** start DATASET EXCERPTS **

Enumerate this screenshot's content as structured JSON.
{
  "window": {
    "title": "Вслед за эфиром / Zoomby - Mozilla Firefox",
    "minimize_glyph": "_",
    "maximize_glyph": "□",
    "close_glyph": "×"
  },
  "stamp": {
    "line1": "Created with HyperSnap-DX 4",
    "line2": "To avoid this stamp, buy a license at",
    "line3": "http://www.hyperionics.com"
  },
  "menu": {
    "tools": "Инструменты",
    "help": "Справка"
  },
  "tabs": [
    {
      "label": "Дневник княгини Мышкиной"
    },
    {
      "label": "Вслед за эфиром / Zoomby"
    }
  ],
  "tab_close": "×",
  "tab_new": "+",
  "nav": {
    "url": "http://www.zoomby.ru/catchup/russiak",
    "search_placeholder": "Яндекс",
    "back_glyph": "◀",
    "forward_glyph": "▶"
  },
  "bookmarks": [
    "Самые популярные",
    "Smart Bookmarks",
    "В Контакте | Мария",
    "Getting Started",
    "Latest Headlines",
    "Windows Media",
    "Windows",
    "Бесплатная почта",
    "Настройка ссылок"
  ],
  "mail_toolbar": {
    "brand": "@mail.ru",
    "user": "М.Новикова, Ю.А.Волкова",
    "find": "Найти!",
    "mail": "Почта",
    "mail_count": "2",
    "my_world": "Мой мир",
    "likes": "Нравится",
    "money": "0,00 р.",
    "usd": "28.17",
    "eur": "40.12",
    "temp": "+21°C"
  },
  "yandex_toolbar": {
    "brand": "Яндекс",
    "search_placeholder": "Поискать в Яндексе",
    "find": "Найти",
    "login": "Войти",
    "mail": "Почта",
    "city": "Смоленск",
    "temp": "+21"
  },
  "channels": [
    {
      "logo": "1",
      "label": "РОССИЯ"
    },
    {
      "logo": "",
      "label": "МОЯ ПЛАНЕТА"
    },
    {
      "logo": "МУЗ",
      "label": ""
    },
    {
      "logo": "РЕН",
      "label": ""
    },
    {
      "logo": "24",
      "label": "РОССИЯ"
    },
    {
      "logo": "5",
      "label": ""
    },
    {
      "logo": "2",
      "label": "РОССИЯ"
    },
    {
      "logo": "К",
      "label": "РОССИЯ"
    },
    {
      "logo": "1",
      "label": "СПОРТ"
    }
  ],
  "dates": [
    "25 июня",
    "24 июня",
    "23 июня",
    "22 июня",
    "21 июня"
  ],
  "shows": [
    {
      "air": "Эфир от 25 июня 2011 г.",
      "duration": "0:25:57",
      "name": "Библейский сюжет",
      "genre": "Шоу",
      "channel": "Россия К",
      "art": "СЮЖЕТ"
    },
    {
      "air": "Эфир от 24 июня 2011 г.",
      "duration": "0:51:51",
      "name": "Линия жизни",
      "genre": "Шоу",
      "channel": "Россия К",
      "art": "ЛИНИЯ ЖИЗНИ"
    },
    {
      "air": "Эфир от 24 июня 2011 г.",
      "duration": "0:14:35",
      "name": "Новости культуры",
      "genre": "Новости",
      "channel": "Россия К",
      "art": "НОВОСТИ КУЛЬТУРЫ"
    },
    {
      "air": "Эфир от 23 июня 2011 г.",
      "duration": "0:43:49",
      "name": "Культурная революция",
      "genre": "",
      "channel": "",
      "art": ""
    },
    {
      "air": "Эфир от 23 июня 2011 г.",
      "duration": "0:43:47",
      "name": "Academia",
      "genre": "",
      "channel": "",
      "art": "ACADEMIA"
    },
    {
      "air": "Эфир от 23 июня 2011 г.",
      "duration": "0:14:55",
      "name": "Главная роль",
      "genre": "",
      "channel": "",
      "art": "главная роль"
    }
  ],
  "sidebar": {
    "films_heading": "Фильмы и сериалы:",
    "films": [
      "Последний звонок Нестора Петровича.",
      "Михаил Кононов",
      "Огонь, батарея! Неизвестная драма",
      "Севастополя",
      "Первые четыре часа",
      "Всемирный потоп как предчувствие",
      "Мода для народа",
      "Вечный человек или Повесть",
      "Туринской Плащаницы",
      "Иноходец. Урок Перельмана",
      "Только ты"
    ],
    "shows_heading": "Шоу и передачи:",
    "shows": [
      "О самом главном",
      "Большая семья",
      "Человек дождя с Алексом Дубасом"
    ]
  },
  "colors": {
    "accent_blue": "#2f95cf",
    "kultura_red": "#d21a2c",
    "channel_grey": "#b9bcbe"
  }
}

** end DATASET EXCERPTS **

Set down all of the records shown above once more, exactly.

_ANSWER TO THE EXERCISE_:
Enumerate this screenshot's content as structured JSON.
{
  "window": {
    "title": "Вслед за эфиром / Zoomby - Mozilla Firefox",
    "minimize_glyph": "_",
    "maximize_glyph": "□",
    "close_glyph": "×"
  },
  "stamp": {
    "line1": "Created with HyperSnap-DX 4",
    "line2": "To avoid this stamp, buy a license at",
    "line3": "http://www.hyperionics.com"
  },
  "menu": {
    "tools": "Инструменты",
    "help": "Справка"
  },
  "tabs": [
    {
      "label": "Дневник княгини Мышкиной"
    },
    {
      "label": "Вслед за эфиром / Zoomby"
    }
  ],
  "tab_close": "×",
  "tab_new": "+",
  "nav": {
    "url": "http://www.zoomby.ru/catchup/russiak",
    "search_placeholder": "Яндекс",
    "back_glyph": "◀",
    "forward_glyph": "▶"
  },
  "bookmarks": [
    "Самые популярные",
    "Smart Bookmarks",
    "В Контакте | Мария",
    "Getting Started",
    "Latest Headlines",
    "Windows Media",
    "Windows",
    "Бесплатная почта",
    "Настройка ссылок"
  ],
  "mail_toolbar": {
    "brand": "@mail.ru",
    "user": "М.Новикова, Ю.А.Волкова",
    "find": "Найти!",
    "mail": "Почта",
    "mail_count": "2",
    "my_world": "Мой мир",
    "likes": "Нравится",
    "money": "0,00 р.",
    "usd": "28.17",
    "eur": "40.12",
    "temp": "+21°C"
  },
  "yandex_toolbar": {
    "brand": "Яндекс",
    "search_placeholder": "Поискать в Яндексе",
    "find": "Найти",
    "login": "Войти",
    "mail": "Почта",
    "city": "Смоленск",
    "temp": "+21"
  },
  "channels": [
    {
      "logo": "1",
      "label": "РОССИЯ"
    },
    {
      "logo": "",
      "label": "МОЯ ПЛАНЕТА"
    },
    {
      "logo": "МУЗ",
      "label": ""
    },
    {
      "logo": "РЕН",
      "label": ""
    },
    {
      "logo": "24",
      "label": "РОССИЯ"
    },
    {
      "logo": "5",
      "label": ""
    },
    {
      "logo": "2",
      "label": "РОССИЯ"
    },
    {
      "logo": "К",
      "label": "РОССИЯ"
    },
    {
      "logo": "1",
      "label": "СПОРТ"
    }
  ],
  "dates": [
    "25 июня",
    "24 июня",
    "23 июня",
    "22 июня",
    "21 июня"
  ],
  "shows": [
    {
      "air": "Эфир от 25 июня 2011 г.",
      "duration": "0:25:57",
      "name": "Библейский сюжет",
      "genre": "Шоу",
      "channel": "Россия К",
      "art": "СЮЖЕТ"
    },
    {
      "air": "Эфир от 24 июня 2011 г.",
      "duration": "0:51:51",
      "name": "Линия жизни",
      "genre": "Шоу",
      "channel": "Россия К",
      "art": "ЛИНИЯ ЖИЗНИ"
    },
    {
      "air": "Эфир от 24 июня 2011 г.",
      "duration": "0:14:35",
      "name": "Новости культуры",
      "genre": "Новости",
      "channel": "Россия К",
      "art": "НОВОСТИ КУЛЬТУРЫ"
    },
    {
      "air": "Эфир от 23 июня 2011 г.",
      "duration": "0:43:49",
      "name": "Культурная революция",
      "genre": "",
      "channel": "",
      "art": ""
    },
    {
      "air": "Эфир от 23 июня 2011 г.",
      "duration": "0:43:47",
      "name": "Academia",
      "genre": "",
      "channel": "",
      "art": "ACADEMIA"
    },
    {
      "air": "Эфир от 23 июня 2011 г.",
      "duration": "0:14:55",
      "name": "Главная роль",
      "genre": "",
      "channel": "",
      "art": "главная роль"
    }
  ],
  "sidebar": {
    "films_heading": "Фильмы и сериалы:",
    "films": [
      "Последний звонок Нестора Петровича.",
      "Михаил Кононов",
      "Огонь, батарея! Неизвестная драма",
      "Севастополя",
      "Первые четыре часа",
      "Всемирный потоп как предчувствие",
      "Мода для народа",
      "Вечный человек или Повесть",
      "Туринской Плащаницы",
      "Иноходец. Урок Перельмана",
      "Только ты"
    ],
    "shows_heading": "Шоу и передачи:",
    "shows": [
      "О самом главном",
      "Большая семья",
      "Человек дождя с Алексом Дубасом"
    ]
  },
  "colors": {
    "accent_blue": "#2f95cf",
    "kultura_red": "#d21a2c",
    "channel_grey": "#b9bcbe"
  }
}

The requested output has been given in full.